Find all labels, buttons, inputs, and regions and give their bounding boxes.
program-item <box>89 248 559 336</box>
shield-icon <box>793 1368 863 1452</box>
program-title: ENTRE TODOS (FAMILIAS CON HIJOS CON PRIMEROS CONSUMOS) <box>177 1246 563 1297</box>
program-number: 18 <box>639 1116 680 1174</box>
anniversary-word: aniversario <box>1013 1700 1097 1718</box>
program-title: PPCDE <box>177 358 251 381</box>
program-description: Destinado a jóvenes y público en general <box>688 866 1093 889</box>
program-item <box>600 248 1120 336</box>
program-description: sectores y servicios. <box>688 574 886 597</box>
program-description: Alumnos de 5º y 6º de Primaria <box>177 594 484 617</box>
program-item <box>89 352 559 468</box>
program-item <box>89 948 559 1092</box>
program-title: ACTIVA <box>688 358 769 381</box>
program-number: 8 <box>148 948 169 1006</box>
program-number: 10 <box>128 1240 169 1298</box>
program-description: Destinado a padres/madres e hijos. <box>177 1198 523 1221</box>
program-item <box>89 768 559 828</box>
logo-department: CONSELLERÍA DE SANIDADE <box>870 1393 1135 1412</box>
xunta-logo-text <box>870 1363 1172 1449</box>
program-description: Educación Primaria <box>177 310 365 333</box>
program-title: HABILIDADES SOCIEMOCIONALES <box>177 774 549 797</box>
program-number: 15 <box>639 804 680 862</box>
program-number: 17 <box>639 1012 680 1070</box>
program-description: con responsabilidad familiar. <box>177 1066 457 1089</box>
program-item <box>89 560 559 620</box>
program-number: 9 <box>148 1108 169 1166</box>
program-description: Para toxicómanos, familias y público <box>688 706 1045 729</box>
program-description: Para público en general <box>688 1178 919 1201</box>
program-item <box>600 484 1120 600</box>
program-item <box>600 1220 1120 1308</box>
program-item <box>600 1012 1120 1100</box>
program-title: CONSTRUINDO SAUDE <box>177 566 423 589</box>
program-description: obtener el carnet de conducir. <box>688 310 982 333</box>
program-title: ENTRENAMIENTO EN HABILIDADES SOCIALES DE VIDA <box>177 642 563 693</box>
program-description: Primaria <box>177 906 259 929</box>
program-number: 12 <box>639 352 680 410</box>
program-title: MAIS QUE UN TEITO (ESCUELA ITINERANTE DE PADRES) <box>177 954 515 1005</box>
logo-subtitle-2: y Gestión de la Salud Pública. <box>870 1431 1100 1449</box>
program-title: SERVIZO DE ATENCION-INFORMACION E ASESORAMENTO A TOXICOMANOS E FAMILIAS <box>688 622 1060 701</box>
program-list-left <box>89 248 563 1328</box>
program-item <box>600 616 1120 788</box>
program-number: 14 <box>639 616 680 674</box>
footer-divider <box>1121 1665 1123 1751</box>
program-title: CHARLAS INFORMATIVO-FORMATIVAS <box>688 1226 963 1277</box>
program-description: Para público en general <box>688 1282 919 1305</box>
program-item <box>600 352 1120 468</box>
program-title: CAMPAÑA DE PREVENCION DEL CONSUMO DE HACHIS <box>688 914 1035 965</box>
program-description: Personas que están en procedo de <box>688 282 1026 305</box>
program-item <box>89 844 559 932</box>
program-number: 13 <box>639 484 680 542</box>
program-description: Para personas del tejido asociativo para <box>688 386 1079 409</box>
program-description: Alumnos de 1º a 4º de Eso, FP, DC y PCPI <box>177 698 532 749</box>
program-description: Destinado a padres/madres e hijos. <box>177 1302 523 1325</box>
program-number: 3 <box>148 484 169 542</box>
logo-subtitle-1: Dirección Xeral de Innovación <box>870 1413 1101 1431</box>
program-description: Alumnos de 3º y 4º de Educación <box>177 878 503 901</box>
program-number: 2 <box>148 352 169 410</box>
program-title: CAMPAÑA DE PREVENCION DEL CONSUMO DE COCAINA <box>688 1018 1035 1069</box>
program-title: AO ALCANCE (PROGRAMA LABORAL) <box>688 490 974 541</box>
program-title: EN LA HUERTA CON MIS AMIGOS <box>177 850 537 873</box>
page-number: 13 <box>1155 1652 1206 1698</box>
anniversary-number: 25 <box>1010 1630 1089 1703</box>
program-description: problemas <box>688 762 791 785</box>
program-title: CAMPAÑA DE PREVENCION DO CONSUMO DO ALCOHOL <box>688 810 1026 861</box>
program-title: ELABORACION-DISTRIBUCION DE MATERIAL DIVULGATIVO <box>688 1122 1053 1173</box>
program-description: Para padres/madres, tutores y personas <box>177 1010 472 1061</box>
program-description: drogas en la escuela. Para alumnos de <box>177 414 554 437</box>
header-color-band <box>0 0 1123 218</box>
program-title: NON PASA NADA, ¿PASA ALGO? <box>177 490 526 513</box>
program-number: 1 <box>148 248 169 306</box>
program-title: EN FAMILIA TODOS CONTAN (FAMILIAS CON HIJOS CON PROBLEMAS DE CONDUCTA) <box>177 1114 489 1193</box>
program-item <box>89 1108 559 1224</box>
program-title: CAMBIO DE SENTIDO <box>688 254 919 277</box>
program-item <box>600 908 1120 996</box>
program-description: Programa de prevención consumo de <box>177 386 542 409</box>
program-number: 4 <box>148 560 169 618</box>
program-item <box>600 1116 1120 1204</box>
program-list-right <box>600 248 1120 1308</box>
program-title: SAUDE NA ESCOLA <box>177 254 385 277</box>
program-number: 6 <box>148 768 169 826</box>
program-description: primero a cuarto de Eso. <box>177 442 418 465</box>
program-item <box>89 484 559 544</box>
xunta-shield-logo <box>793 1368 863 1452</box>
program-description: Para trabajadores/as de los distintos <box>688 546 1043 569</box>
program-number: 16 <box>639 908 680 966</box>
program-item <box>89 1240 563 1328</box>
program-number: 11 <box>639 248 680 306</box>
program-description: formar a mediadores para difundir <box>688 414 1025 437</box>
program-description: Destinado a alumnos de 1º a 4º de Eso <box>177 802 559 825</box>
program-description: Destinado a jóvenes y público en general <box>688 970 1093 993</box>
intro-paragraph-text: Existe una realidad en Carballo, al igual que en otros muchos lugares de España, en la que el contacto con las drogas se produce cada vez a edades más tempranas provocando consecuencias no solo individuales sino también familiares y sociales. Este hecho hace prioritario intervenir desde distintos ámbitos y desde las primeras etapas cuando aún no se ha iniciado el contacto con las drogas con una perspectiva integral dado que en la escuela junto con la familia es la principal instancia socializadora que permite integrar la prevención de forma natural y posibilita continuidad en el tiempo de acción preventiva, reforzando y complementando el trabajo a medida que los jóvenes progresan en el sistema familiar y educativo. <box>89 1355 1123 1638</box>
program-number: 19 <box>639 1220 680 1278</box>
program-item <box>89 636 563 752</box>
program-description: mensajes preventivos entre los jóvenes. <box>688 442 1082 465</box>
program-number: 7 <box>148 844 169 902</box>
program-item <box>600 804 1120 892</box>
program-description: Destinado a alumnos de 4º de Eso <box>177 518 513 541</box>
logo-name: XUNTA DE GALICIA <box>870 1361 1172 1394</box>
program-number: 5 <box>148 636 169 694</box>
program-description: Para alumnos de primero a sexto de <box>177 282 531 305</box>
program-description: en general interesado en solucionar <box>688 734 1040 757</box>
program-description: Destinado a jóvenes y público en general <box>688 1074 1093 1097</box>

================

## JOB
Please copy out the listing above from its first line down to the line containing "program-title: ENTRE TODOS", both included, keeping each line identical.

## WRITTEN RESPONSE
Find all labels, buttons, inputs, and regions and give their bounding boxes.
program-item <box>89 248 559 336</box>
shield-icon <box>793 1368 863 1452</box>
program-title: ENTRE TODOS (FAMILIAS CON HIJOS CON PRIMEROS CONSUMOS) <box>177 1246 563 1297</box>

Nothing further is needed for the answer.